## Directions
Set down the full listing exactly as given. Any pictures are to be left out.

-- Start of The data --

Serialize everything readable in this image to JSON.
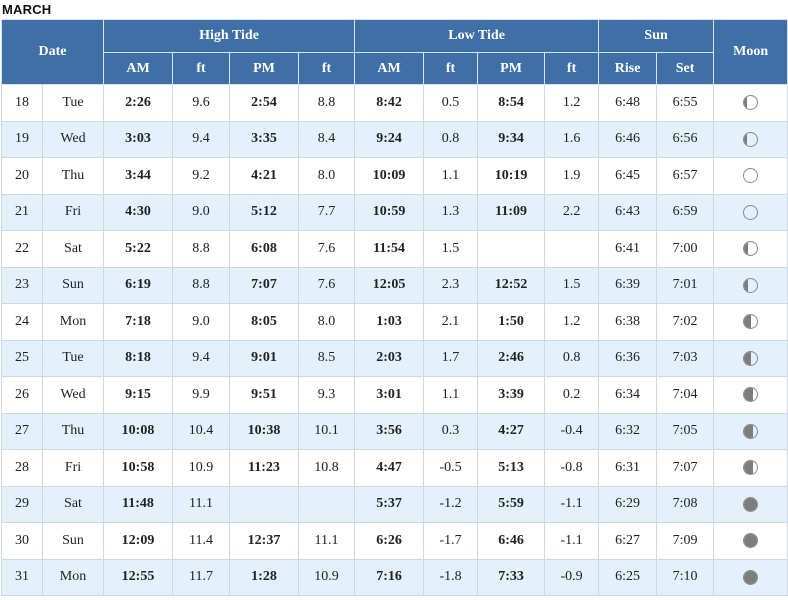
{
  "month": "MARCH",
  "headers": {
    "date": "Date",
    "high_tide": "High Tide",
    "low_tide": "Low Tide",
    "sun": "Sun",
    "moon": "Moon",
    "am": "AM",
    "pm": "PM",
    "ft": "ft",
    "rise": "Rise",
    "set": "Set"
  },
  "rows": [
    {
      "day": "18",
      "dow": "Tue",
      "h_am": "2:26",
      "h_am_ft": "9.6",
      "h_pm": "2:54",
      "h_pm_ft": "8.8",
      "l_am": "8:42",
      "l_am_ft": "0.5",
      "l_pm": "8:54",
      "l_pm_ft": "1.2",
      "rise": "6:48",
      "set": "6:55",
      "moon_phase": "waxing-gibbous"
    },
    {
      "day": "19",
      "dow": "Wed",
      "h_am": "3:03",
      "h_am_ft": "9.4",
      "h_pm": "3:35",
      "h_pm_ft": "8.4",
      "l_am": "9:24",
      "l_am_ft": "0.8",
      "l_pm": "9:34",
      "l_pm_ft": "1.6",
      "rise": "6:46",
      "set": "6:56",
      "moon_phase": "waxing-gibbous"
    },
    {
      "day": "20",
      "dow": "Thu",
      "h_am": "3:44",
      "h_am_ft": "9.2",
      "h_pm": "4:21",
      "h_pm_ft": "8.0",
      "l_am": "10:09",
      "l_am_ft": "1.1",
      "l_pm": "10:19",
      "l_pm_ft": "1.9",
      "rise": "6:45",
      "set": "6:57",
      "moon_phase": "full"
    },
    {
      "day": "21",
      "dow": "Fri",
      "h_am": "4:30",
      "h_am_ft": "9.0",
      "h_pm": "5:12",
      "h_pm_ft": "7.7",
      "l_am": "10:59",
      "l_am_ft": "1.3",
      "l_pm": "11:09",
      "l_pm_ft": "2.2",
      "rise": "6:43",
      "set": "6:59",
      "moon_phase": "full"
    },
    {
      "day": "22",
      "dow": "Sat",
      "h_am": "5:22",
      "h_am_ft": "8.8",
      "h_pm": "6:08",
      "h_pm_ft": "7.6",
      "l_am": "11:54",
      "l_am_ft": "1.5",
      "l_pm": "",
      "l_pm_ft": "",
      "rise": "6:41",
      "set": "7:00",
      "moon_phase": "waning-gibbous"
    },
    {
      "day": "23",
      "dow": "Sun",
      "h_am": "6:19",
      "h_am_ft": "8.8",
      "h_pm": "7:07",
      "h_pm_ft": "7.6",
      "l_am": "12:05",
      "l_am_ft": "2.3",
      "l_pm": "12:52",
      "l_pm_ft": "1.5",
      "rise": "6:39",
      "set": "7:01",
      "moon_phase": "waning-gibbous"
    },
    {
      "day": "24",
      "dow": "Mon",
      "h_am": "7:18",
      "h_am_ft": "9.0",
      "h_pm": "8:05",
      "h_pm_ft": "8.0",
      "l_am": "1:03",
      "l_am_ft": "2.1",
      "l_pm": "1:50",
      "l_pm_ft": "1.2",
      "rise": "6:38",
      "set": "7:02",
      "moon_phase": "last-quarter"
    },
    {
      "day": "25",
      "dow": "Tue",
      "h_am": "8:18",
      "h_am_ft": "9.4",
      "h_pm": "9:01",
      "h_pm_ft": "8.5",
      "l_am": "2:03",
      "l_am_ft": "1.7",
      "l_pm": "2:46",
      "l_pm_ft": "0.8",
      "rise": "6:36",
      "set": "7:03",
      "moon_phase": "last-quarter"
    },
    {
      "day": "26",
      "dow": "Wed",
      "h_am": "9:15",
      "h_am_ft": "9.9",
      "h_pm": "9:51",
      "h_pm_ft": "9.3",
      "l_am": "3:01",
      "l_am_ft": "1.1",
      "l_pm": "3:39",
      "l_pm_ft": "0.2",
      "rise": "6:34",
      "set": "7:04",
      "moon_phase": "waning-crescent"
    },
    {
      "day": "27",
      "dow": "Thu",
      "h_am": "10:08",
      "h_am_ft": "10.4",
      "h_pm": "10:38",
      "h_pm_ft": "10.1",
      "l_am": "3:56",
      "l_am_ft": "0.3",
      "l_pm": "4:27",
      "l_pm_ft": "-0.4",
      "rise": "6:32",
      "set": "7:05",
      "moon_phase": "waning-crescent"
    },
    {
      "day": "28",
      "dow": "Fri",
      "h_am": "10:58",
      "h_am_ft": "10.9",
      "h_pm": "11:23",
      "h_pm_ft": "10.8",
      "l_am": "4:47",
      "l_am_ft": "-0.5",
      "l_pm": "5:13",
      "l_pm_ft": "-0.8",
      "rise": "6:31",
      "set": "7:07",
      "moon_phase": "waning-crescent"
    },
    {
      "day": "29",
      "dow": "Sat",
      "h_am": "11:48",
      "h_am_ft": "11.1",
      "h_pm": "",
      "h_pm_ft": "",
      "l_am": "5:37",
      "l_am_ft": "-1.2",
      "l_pm": "5:59",
      "l_pm_ft": "-1.1",
      "rise": "6:29",
      "set": "7:08",
      "moon_phase": "new"
    },
    {
      "day": "30",
      "dow": "Sun",
      "h_am": "12:09",
      "h_am_ft": "11.4",
      "h_pm": "12:37",
      "h_pm_ft": "11.1",
      "l_am": "6:26",
      "l_am_ft": "-1.7",
      "l_pm": "6:46",
      "l_pm_ft": "-1.1",
      "rise": "6:27",
      "set": "7:09",
      "moon_phase": "new"
    },
    {
      "day": "31",
      "dow": "Mon",
      "h_am": "12:55",
      "h_am_ft": "11.7",
      "h_pm": "1:28",
      "h_pm_ft": "10.9",
      "l_am": "7:16",
      "l_am_ft": "-1.8",
      "l_pm": "7:33",
      "l_pm_ft": "-0.9",
      "rise": "6:25",
      "set": "7:10",
      "moon_phase": "new"
    }
  ],
  "colors": {
    "header_bg": "#3e6fa6",
    "alt_row_bg": "#e3f1fb"
  }
}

-- End of The data --

## Answer to this exercise
Serialize everything readable in this image to JSON.
{
  "month": "MARCH",
  "headers": {
    "date": "Date",
    "high_tide": "High Tide",
    "low_tide": "Low Tide",
    "sun": "Sun",
    "moon": "Moon",
    "am": "AM",
    "pm": "PM",
    "ft": "ft",
    "rise": "Rise",
    "set": "Set"
  },
  "rows": [
    {
      "day": "18",
      "dow": "Tue",
      "h_am": "2:26",
      "h_am_ft": "9.6",
      "h_pm": "2:54",
      "h_pm_ft": "8.8",
      "l_am": "8:42",
      "l_am_ft": "0.5",
      "l_pm": "8:54",
      "l_pm_ft": "1.2",
      "rise": "6:48",
      "set": "6:55",
      "moon_phase": "waxing-gibbous"
    },
    {
      "day": "19",
      "dow": "Wed",
      "h_am": "3:03",
      "h_am_ft": "9.4",
      "h_pm": "3:35",
      "h_pm_ft": "8.4",
      "l_am": "9:24",
      "l_am_ft": "0.8",
      "l_pm": "9:34",
      "l_pm_ft": "1.6",
      "rise": "6:46",
      "set": "6:56",
      "moon_phase": "waxing-gibbous"
    },
    {
      "day": "20",
      "dow": "Thu",
      "h_am": "3:44",
      "h_am_ft": "9.2",
      "h_pm": "4:21",
      "h_pm_ft": "8.0",
      "l_am": "10:09",
      "l_am_ft": "1.1",
      "l_pm": "10:19",
      "l_pm_ft": "1.9",
      "rise": "6:45",
      "set": "6:57",
      "moon_phase": "full"
    },
    {
      "day": "21",
      "dow": "Fri",
      "h_am": "4:30",
      "h_am_ft": "9.0",
      "h_pm": "5:12",
      "h_pm_ft": "7.7",
      "l_am": "10:59",
      "l_am_ft": "1.3",
      "l_pm": "11:09",
      "l_pm_ft": "2.2",
      "rise": "6:43",
      "set": "6:59",
      "moon_phase": "full"
    },
    {
      "day": "22",
      "dow": "Sat",
      "h_am": "5:22",
      "h_am_ft": "8.8",
      "h_pm": "6:08",
      "h_pm_ft": "7.6",
      "l_am": "11:54",
      "l_am_ft": "1.5",
      "l_pm": "",
      "l_pm_ft": "",
      "rise": "6:41",
      "set": "7:00",
      "moon_phase": "waning-gibbous"
    },
    {
      "day": "23",
      "dow": "Sun",
      "h_am": "6:19",
      "h_am_ft": "8.8",
      "h_pm": "7:07",
      "h_pm_ft": "7.6",
      "l_am": "12:05",
      "l_am_ft": "2.3",
      "l_pm": "12:52",
      "l_pm_ft": "1.5",
      "rise": "6:39",
      "set": "7:01",
      "moon_phase": "waning-gibbous"
    },
    {
      "day": "24",
      "dow": "Mon",
      "h_am": "7:18",
      "h_am_ft": "9.0",
      "h_pm": "8:05",
      "h_pm_ft": "8.0",
      "l_am": "1:03",
      "l_am_ft": "2.1",
      "l_pm": "1:50",
      "l_pm_ft": "1.2",
      "rise": "6:38",
      "set": "7:02",
      "moon_phase": "last-quarter"
    },
    {
      "day": "25",
      "dow": "Tue",
      "h_am": "8:18",
      "h_am_ft": "9.4",
      "h_pm": "9:01",
      "h_pm_ft": "8.5",
      "l_am": "2:03",
      "l_am_ft": "1.7",
      "l_pm": "2:46",
      "l_pm_ft": "0.8",
      "rise": "6:36",
      "set": "7:03",
      "moon_phase": "last-quarter"
    },
    {
      "day": "26",
      "dow": "Wed",
      "h_am": "9:15",
      "h_am_ft": "9.9",
      "h_pm": "9:51",
      "h_pm_ft": "9.3",
      "l_am": "3:01",
      "l_am_ft": "1.1",
      "l_pm": "3:39",
      "l_pm_ft": "0.2",
      "rise": "6:34",
      "set": "7:04",
      "moon_phase": "waning-crescent"
    },
    {
      "day": "27",
      "dow": "Thu",
      "h_am": "10:08",
      "h_am_ft": "10.4",
      "h_pm": "10:38",
      "h_pm_ft": "10.1",
      "l_am": "3:56",
      "l_am_ft": "0.3",
      "l_pm": "4:27",
      "l_pm_ft": "-0.4",
      "rise": "6:32",
      "set": "7:05",
      "moon_phase": "waning-crescent"
    },
    {
      "day": "28",
      "dow": "Fri",
      "h_am": "10:58",
      "h_am_ft": "10.9",
      "h_pm": "11:23",
      "h_pm_ft": "10.8",
      "l_am": "4:47",
      "l_am_ft": "-0.5",
      "l_pm": "5:13",
      "l_pm_ft": "-0.8",
      "rise": "6:31",
      "set": "7:07",
      "moon_phase": "waning-crescent"
    },
    {
      "day": "29",
      "dow": "Sat",
      "h_am": "11:48",
      "h_am_ft": "11.1",
      "h_pm": "",
      "h_pm_ft": "",
      "l_am": "5:37",
      "l_am_ft": "-1.2",
      "l_pm": "5:59",
      "l_pm_ft": "-1.1",
      "rise": "6:29",
      "set": "7:08",
      "moon_phase": "new"
    },
    {
      "day": "30",
      "dow": "Sun",
      "h_am": "12:09",
      "h_am_ft": "11.4",
      "h_pm": "12:37",
      "h_pm_ft": "11.1",
      "l_am": "6:26",
      "l_am_ft": "-1.7",
      "l_pm": "6:46",
      "l_pm_ft": "-1.1",
      "rise": "6:27",
      "set": "7:09",
      "moon_phase": "new"
    },
    {
      "day": "31",
      "dow": "Mon",
      "h_am": "12:55",
      "h_am_ft": "11.7",
      "h_pm": "1:28",
      "h_pm_ft": "10.9",
      "l_am": "7:16",
      "l_am_ft": "-1.8",
      "l_pm": "7:33",
      "l_pm_ft": "-0.9",
      "rise": "6:25",
      "set": "7:10",
      "moon_phase": "new"
    }
  ],
  "colors": {
    "header_bg": "#3e6fa6",
    "alt_row_bg": "#e3f1fb"
  }
}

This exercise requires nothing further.